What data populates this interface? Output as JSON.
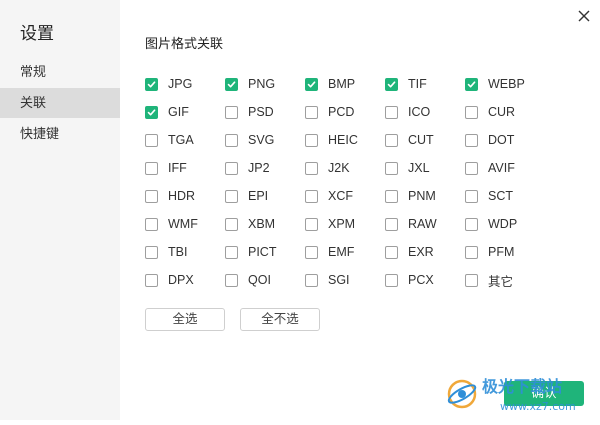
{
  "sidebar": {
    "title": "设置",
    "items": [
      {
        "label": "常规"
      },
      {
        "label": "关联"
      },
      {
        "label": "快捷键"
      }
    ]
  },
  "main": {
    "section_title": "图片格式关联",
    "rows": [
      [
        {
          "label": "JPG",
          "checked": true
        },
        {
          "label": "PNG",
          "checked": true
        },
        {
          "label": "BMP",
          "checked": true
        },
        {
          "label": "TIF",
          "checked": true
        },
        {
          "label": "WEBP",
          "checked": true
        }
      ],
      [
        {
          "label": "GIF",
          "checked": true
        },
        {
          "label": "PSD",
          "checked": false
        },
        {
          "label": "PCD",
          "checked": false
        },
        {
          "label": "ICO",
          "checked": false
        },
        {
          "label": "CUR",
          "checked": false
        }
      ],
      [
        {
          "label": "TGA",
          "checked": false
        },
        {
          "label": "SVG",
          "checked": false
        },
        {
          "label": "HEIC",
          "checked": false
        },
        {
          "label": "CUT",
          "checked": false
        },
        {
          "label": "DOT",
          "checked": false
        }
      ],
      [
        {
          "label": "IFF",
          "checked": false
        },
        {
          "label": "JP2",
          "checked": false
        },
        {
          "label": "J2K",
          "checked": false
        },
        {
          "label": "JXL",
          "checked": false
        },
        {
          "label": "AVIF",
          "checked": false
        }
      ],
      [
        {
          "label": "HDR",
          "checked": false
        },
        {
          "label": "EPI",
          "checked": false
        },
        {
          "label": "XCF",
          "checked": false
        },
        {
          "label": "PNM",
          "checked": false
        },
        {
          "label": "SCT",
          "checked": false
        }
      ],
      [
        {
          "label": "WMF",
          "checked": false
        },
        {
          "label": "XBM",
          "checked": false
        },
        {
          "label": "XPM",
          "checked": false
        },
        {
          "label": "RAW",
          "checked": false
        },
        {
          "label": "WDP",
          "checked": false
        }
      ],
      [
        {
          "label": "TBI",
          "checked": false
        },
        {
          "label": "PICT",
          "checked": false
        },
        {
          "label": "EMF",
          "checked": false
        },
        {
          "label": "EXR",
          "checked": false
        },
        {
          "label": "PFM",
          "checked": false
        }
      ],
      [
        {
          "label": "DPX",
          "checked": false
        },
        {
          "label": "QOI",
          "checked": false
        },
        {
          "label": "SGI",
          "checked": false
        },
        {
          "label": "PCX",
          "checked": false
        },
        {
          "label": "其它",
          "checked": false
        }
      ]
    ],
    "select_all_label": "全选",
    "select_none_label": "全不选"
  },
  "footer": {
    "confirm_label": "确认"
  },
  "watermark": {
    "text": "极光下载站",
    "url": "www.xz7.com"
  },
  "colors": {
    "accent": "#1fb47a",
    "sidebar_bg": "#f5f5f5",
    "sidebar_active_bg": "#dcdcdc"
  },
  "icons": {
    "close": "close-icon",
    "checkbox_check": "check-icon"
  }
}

· · · · · · ·

- Instruction:
Quote every line of the records above exactly; no picture is to be copied.

- Correct response:
What data populates this interface? Output as JSON.
{
  "sidebar": {
    "title": "设置",
    "items": [
      {
        "label": "常规"
      },
      {
        "label": "关联"
      },
      {
        "label": "快捷键"
      }
    ]
  },
  "main": {
    "section_title": "图片格式关联",
    "rows": [
      [
        {
          "label": "JPG",
          "checked": true
        },
        {
          "label": "PNG",
          "checked": true
        },
        {
          "label": "BMP",
          "checked": true
        },
        {
          "label": "TIF",
          "checked": true
        },
        {
          "label": "WEBP",
          "checked": true
        }
      ],
      [
        {
          "label": "GIF",
          "checked": true
        },
        {
          "label": "PSD",
          "checked": false
        },
        {
          "label": "PCD",
          "checked": false
        },
        {
          "label": "ICO",
          "checked": false
        },
        {
          "label": "CUR",
          "checked": false
        }
      ],
      [
        {
          "label": "TGA",
          "checked": false
        },
        {
          "label": "SVG",
          "checked": false
        },
        {
          "label": "HEIC",
          "checked": false
        },
        {
          "label": "CUT",
          "checked": false
        },
        {
          "label": "DOT",
          "checked": false
        }
      ],
      [
        {
          "label": "IFF",
          "checked": false
        },
        {
          "label": "JP2",
          "checked": false
        },
        {
          "label": "J2K",
          "checked": false
        },
        {
          "label": "JXL",
          "checked": false
        },
        {
          "label": "AVIF",
          "checked": false
        }
      ],
      [
        {
          "label": "HDR",
          "checked": false
        },
        {
          "label": "EPI",
          "checked": false
        },
        {
          "label": "XCF",
          "checked": false
        },
        {
          "label": "PNM",
          "checked": false
        },
        {
          "label": "SCT",
          "checked": false
        }
      ],
      [
        {
          "label": "WMF",
          "checked": false
        },
        {
          "label": "XBM",
          "checked": false
        },
        {
          "label": "XPM",
          "checked": false
        },
        {
          "label": "RAW",
          "checked": false
        },
        {
          "label": "WDP",
          "checked": false
        }
      ],
      [
        {
          "label": "TBI",
          "checked": false
        },
        {
          "label": "PICT",
          "checked": false
        },
        {
          "label": "EMF",
          "checked": false
        },
        {
          "label": "EXR",
          "checked": false
        },
        {
          "label": "PFM",
          "checked": false
        }
      ],
      [
        {
          "label": "DPX",
          "checked": false
        },
        {
          "label": "QOI",
          "checked": false
        },
        {
          "label": "SGI",
          "checked": false
        },
        {
          "label": "PCX",
          "checked": false
        },
        {
          "label": "其它",
          "checked": false
        }
      ]
    ],
    "select_all_label": "全选",
    "select_none_label": "全不选"
  },
  "footer": {
    "confirm_label": "确认"
  },
  "watermark": {
    "text": "极光下载站",
    "url": "www.xz7.com"
  },
  "colors": {
    "accent": "#1fb47a",
    "sidebar_bg": "#f5f5f5",
    "sidebar_active_bg": "#dcdcdc"
  },
  "icons": {
    "close": "close-icon",
    "checkbox_check": "check-icon"
  }
}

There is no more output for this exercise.